▸ **Problem**
What follows is a set of entries. Repeat them exactly, but not their pictures.
— BEGIN —
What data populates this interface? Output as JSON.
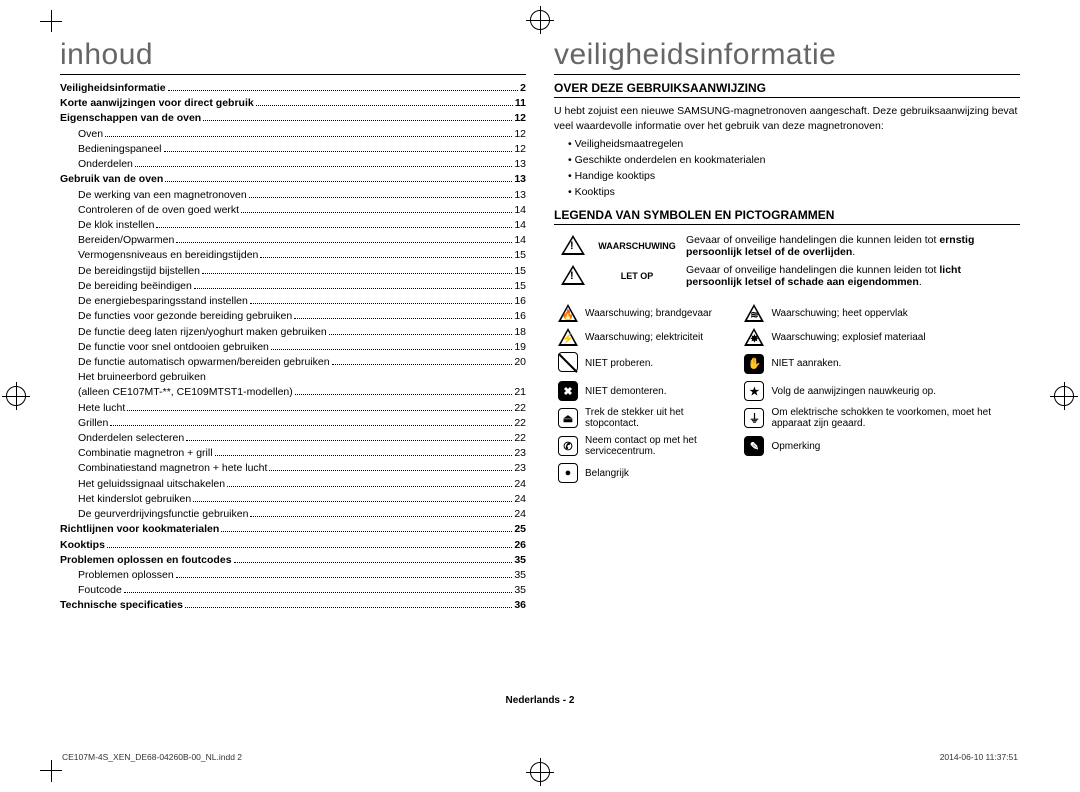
{
  "left": {
    "heading": "inhoud",
    "toc": [
      {
        "label": "Veiligheidsinformatie",
        "page": "2",
        "bold": true
      },
      {
        "label": "Korte aanwijzingen voor direct gebruik",
        "page": "11",
        "bold": true
      },
      {
        "label": "Eigenschappen van de oven",
        "page": "12",
        "bold": true
      },
      {
        "label": "Oven",
        "page": "12",
        "sub": true
      },
      {
        "label": "Bedieningspaneel",
        "page": "12",
        "sub": true
      },
      {
        "label": "Onderdelen",
        "page": "13",
        "sub": true
      },
      {
        "label": "Gebruik van de oven",
        "page": "13",
        "bold": true
      },
      {
        "label": "De werking van een magnetronoven",
        "page": "13",
        "sub": true
      },
      {
        "label": "Controleren of de oven goed werkt",
        "page": "14",
        "sub": true
      },
      {
        "label": "De klok instellen",
        "page": "14",
        "sub": true
      },
      {
        "label": "Bereiden/Opwarmen",
        "page": "14",
        "sub": true
      },
      {
        "label": "Vermogensniveaus en bereidingstijden",
        "page": "15",
        "sub": true
      },
      {
        "label": "De bereidingstijd bijstellen",
        "page": "15",
        "sub": true
      },
      {
        "label": "De bereiding beëindigen",
        "page": "15",
        "sub": true
      },
      {
        "label": "De energiebesparingsstand instellen",
        "page": "16",
        "sub": true
      },
      {
        "label": "De functies voor gezonde bereiding gebruiken",
        "page": "16",
        "sub": true
      },
      {
        "label": "De functie deeg laten rijzen/yoghurt maken gebruiken",
        "page": "18",
        "sub": true
      },
      {
        "label": "De functie voor snel ontdooien gebruiken",
        "page": "19",
        "sub": true
      },
      {
        "label": "De functie automatisch opwarmen/bereiden gebruiken",
        "page": "20",
        "sub": true
      },
      {
        "label": "Het bruineerbord gebruiken",
        "page": "",
        "sub": true,
        "nopage": true
      },
      {
        "label": "(alleen CE107MT-**, CE109MTST1-modellen)",
        "page": "21",
        "sub": true
      },
      {
        "label": "Hete lucht",
        "page": "22",
        "sub": true
      },
      {
        "label": "Grillen",
        "page": "22",
        "sub": true
      },
      {
        "label": "Onderdelen selecteren",
        "page": "22",
        "sub": true
      },
      {
        "label": "Combinatie magnetron + grill",
        "page": "23",
        "sub": true
      },
      {
        "label": "Combinatiestand magnetron + hete lucht",
        "page": "23",
        "sub": true
      },
      {
        "label": "Het geluidssignaal uitschakelen",
        "page": "24",
        "sub": true
      },
      {
        "label": "Het kinderslot gebruiken",
        "page": "24",
        "sub": true
      },
      {
        "label": "De geurverdrijvingsfunctie gebruiken",
        "page": "24",
        "sub": true
      },
      {
        "label": "Richtlijnen voor kookmaterialen",
        "page": "25",
        "bold": true
      },
      {
        "label": "Kooktips",
        "page": "26",
        "bold": true
      },
      {
        "label": "Problemen oplossen en foutcodes",
        "page": "35",
        "bold": true
      },
      {
        "label": "Problemen oplossen",
        "page": "35",
        "sub": true
      },
      {
        "label": "Foutcode",
        "page": "35",
        "sub": true
      },
      {
        "label": "Technische specificaties",
        "page": "36",
        "bold": true
      }
    ]
  },
  "right": {
    "heading": "veiligheidsinformatie",
    "section1": {
      "title": "OVER DEZE GEBRUIKSAANWIJZING",
      "intro": "U hebt zojuist een nieuwe SAMSUNG-magnetronoven aangeschaft. Deze gebruiksaanwijzing bevat veel waardevolle informatie over het gebruik van deze magnetronoven:",
      "bullets": [
        "Veiligheidsmaatregelen",
        "Geschikte onderdelen en kookmaterialen",
        "Handige kooktips",
        "Kooktips"
      ]
    },
    "section2": {
      "title": "LEGENDA VAN SYMBOLEN EN PICTOGRAMMEN",
      "warn": {
        "label": "WAARSCHUWING",
        "text_pre": "Gevaar of onveilige handelingen die kunnen leiden tot ",
        "text_bold": "ernstig persoonlijk letsel of de overlijden",
        "text_post": "."
      },
      "caution": {
        "label": "LET OP",
        "text_pre": "Gevaar of onveilige handelingen die kunnen leiden tot ",
        "text_bold": "licht persoonlijk letsel of schade aan eigendommen",
        "text_post": "."
      },
      "icons": [
        {
          "l_glyph": "🔥",
          "l_txt": "Waarschuwing; brandgevaar",
          "r_glyph": "≋",
          "r_txt": "Waarschuwing; heet oppervlak",
          "tri": true
        },
        {
          "l_glyph": "⚡",
          "l_txt": "Waarschuwing; elektriciteit",
          "r_glyph": "✸",
          "r_txt": "Waarschuwing; explosief materiaal",
          "tri": true
        },
        {
          "l_glyph": "",
          "l_txt": "NIET proberen.",
          "r_glyph": "✋",
          "r_txt": "NIET aanraken.",
          "slash": true,
          "rblack": true
        },
        {
          "l_glyph": "✖",
          "l_txt": "NIET demonteren.",
          "r_glyph": "★",
          "r_txt": "Volg de aanwijzingen nauwkeurig op.",
          "lblack": true
        },
        {
          "l_glyph": "⏏",
          "l_txt": "Trek de stekker uit het stopcontact.",
          "r_glyph": "⏚",
          "r_txt": "Om elektrische schokken te voorkomen, moet het apparaat zijn geaard."
        },
        {
          "l_glyph": "✆",
          "l_txt": "Neem contact op met het servicecentrum.",
          "r_glyph": "✎",
          "r_txt": "Opmerking",
          "rblack": true
        },
        {
          "l_glyph": "●",
          "l_txt": "Belangrijk",
          "single": true
        }
      ]
    }
  },
  "footer": "Nederlands - 2",
  "printfoot": {
    "left": "CE107M-4S_XEN_DE68-04260B-00_NL.indd   2",
    "right": "2014-06-10   11:37:51"
  }
}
— END —
▸ **Exercise solution**
What data populates this interface? Output as JSON.
{
  "left": {
    "heading": "inhoud",
    "toc": [
      {
        "label": "Veiligheidsinformatie",
        "page": "2",
        "bold": true
      },
      {
        "label": "Korte aanwijzingen voor direct gebruik",
        "page": "11",
        "bold": true
      },
      {
        "label": "Eigenschappen van de oven",
        "page": "12",
        "bold": true
      },
      {
        "label": "Oven",
        "page": "12",
        "sub": true
      },
      {
        "label": "Bedieningspaneel",
        "page": "12",
        "sub": true
      },
      {
        "label": "Onderdelen",
        "page": "13",
        "sub": true
      },
      {
        "label": "Gebruik van de oven",
        "page": "13",
        "bold": true
      },
      {
        "label": "De werking van een magnetronoven",
        "page": "13",
        "sub": true
      },
      {
        "label": "Controleren of de oven goed werkt",
        "page": "14",
        "sub": true
      },
      {
        "label": "De klok instellen",
        "page": "14",
        "sub": true
      },
      {
        "label": "Bereiden/Opwarmen",
        "page": "14",
        "sub": true
      },
      {
        "label": "Vermogensniveaus en bereidingstijden",
        "page": "15",
        "sub": true
      },
      {
        "label": "De bereidingstijd bijstellen",
        "page": "15",
        "sub": true
      },
      {
        "label": "De bereiding beëindigen",
        "page": "15",
        "sub": true
      },
      {
        "label": "De energiebesparingsstand instellen",
        "page": "16",
        "sub": true
      },
      {
        "label": "De functies voor gezonde bereiding gebruiken",
        "page": "16",
        "sub": true
      },
      {
        "label": "De functie deeg laten rijzen/yoghurt maken gebruiken",
        "page": "18",
        "sub": true
      },
      {
        "label": "De functie voor snel ontdooien gebruiken",
        "page": "19",
        "sub": true
      },
      {
        "label": "De functie automatisch opwarmen/bereiden gebruiken",
        "page": "20",
        "sub": true
      },
      {
        "label": "Het bruineerbord gebruiken",
        "page": "",
        "sub": true,
        "nopage": true
      },
      {
        "label": "(alleen CE107MT-**, CE109MTST1-modellen)",
        "page": "21",
        "sub": true
      },
      {
        "label": "Hete lucht",
        "page": "22",
        "sub": true
      },
      {
        "label": "Grillen",
        "page": "22",
        "sub": true
      },
      {
        "label": "Onderdelen selecteren",
        "page": "22",
        "sub": true
      },
      {
        "label": "Combinatie magnetron + grill",
        "page": "23",
        "sub": true
      },
      {
        "label": "Combinatiestand magnetron + hete lucht",
        "page": "23",
        "sub": true
      },
      {
        "label": "Het geluidssignaal uitschakelen",
        "page": "24",
        "sub": true
      },
      {
        "label": "Het kinderslot gebruiken",
        "page": "24",
        "sub": true
      },
      {
        "label": "De geurverdrijvingsfunctie gebruiken",
        "page": "24",
        "sub": true
      },
      {
        "label": "Richtlijnen voor kookmaterialen",
        "page": "25",
        "bold": true
      },
      {
        "label": "Kooktips",
        "page": "26",
        "bold": true
      },
      {
        "label": "Problemen oplossen en foutcodes",
        "page": "35",
        "bold": true
      },
      {
        "label": "Problemen oplossen",
        "page": "35",
        "sub": true
      },
      {
        "label": "Foutcode",
        "page": "35",
        "sub": true
      },
      {
        "label": "Technische specificaties",
        "page": "36",
        "bold": true
      }
    ]
  },
  "right": {
    "heading": "veiligheidsinformatie",
    "section1": {
      "title": "OVER DEZE GEBRUIKSAANWIJZING",
      "intro": "U hebt zojuist een nieuwe SAMSUNG-magnetronoven aangeschaft. Deze gebruiksaanwijzing bevat veel waardevolle informatie over het gebruik van deze magnetronoven:",
      "bullets": [
        "Veiligheidsmaatregelen",
        "Geschikte onderdelen en kookmaterialen",
        "Handige kooktips",
        "Kooktips"
      ]
    },
    "section2": {
      "title": "LEGENDA VAN SYMBOLEN EN PICTOGRAMMEN",
      "warn": {
        "label": "WAARSCHUWING",
        "text_pre": "Gevaar of onveilige handelingen die kunnen leiden tot ",
        "text_bold": "ernstig persoonlijk letsel of de overlijden",
        "text_post": "."
      },
      "caution": {
        "label": "LET OP",
        "text_pre": "Gevaar of onveilige handelingen die kunnen leiden tot ",
        "text_bold": "licht persoonlijk letsel of schade aan eigendommen",
        "text_post": "."
      },
      "icons": [
        {
          "l_glyph": "🔥",
          "l_txt": "Waarschuwing; brandgevaar",
          "r_glyph": "≋",
          "r_txt": "Waarschuwing; heet oppervlak",
          "tri": true
        },
        {
          "l_glyph": "⚡",
          "l_txt": "Waarschuwing; elektriciteit",
          "r_glyph": "✸",
          "r_txt": "Waarschuwing; explosief materiaal",
          "tri": true
        },
        {
          "l_glyph": "",
          "l_txt": "NIET proberen.",
          "r_glyph": "✋",
          "r_txt": "NIET aanraken.",
          "slash": true,
          "rblack": true
        },
        {
          "l_glyph": "✖",
          "l_txt": "NIET demonteren.",
          "r_glyph": "★",
          "r_txt": "Volg de aanwijzingen nauwkeurig op.",
          "lblack": true
        },
        {
          "l_glyph": "⏏",
          "l_txt": "Trek de stekker uit het stopcontact.",
          "r_glyph": "⏚",
          "r_txt": "Om elektrische schokken te voorkomen, moet het apparaat zijn geaard."
        },
        {
          "l_glyph": "✆",
          "l_txt": "Neem contact op met het servicecentrum.",
          "r_glyph": "✎",
          "r_txt": "Opmerking",
          "rblack": true
        },
        {
          "l_glyph": "●",
          "l_txt": "Belangrijk",
          "single": true
        }
      ]
    }
  },
  "footer": "Nederlands - 2",
  "printfoot": {
    "left": "CE107M-4S_XEN_DE68-04260B-00_NL.indd   2",
    "right": "2014-06-10   11:37:51"
  }
}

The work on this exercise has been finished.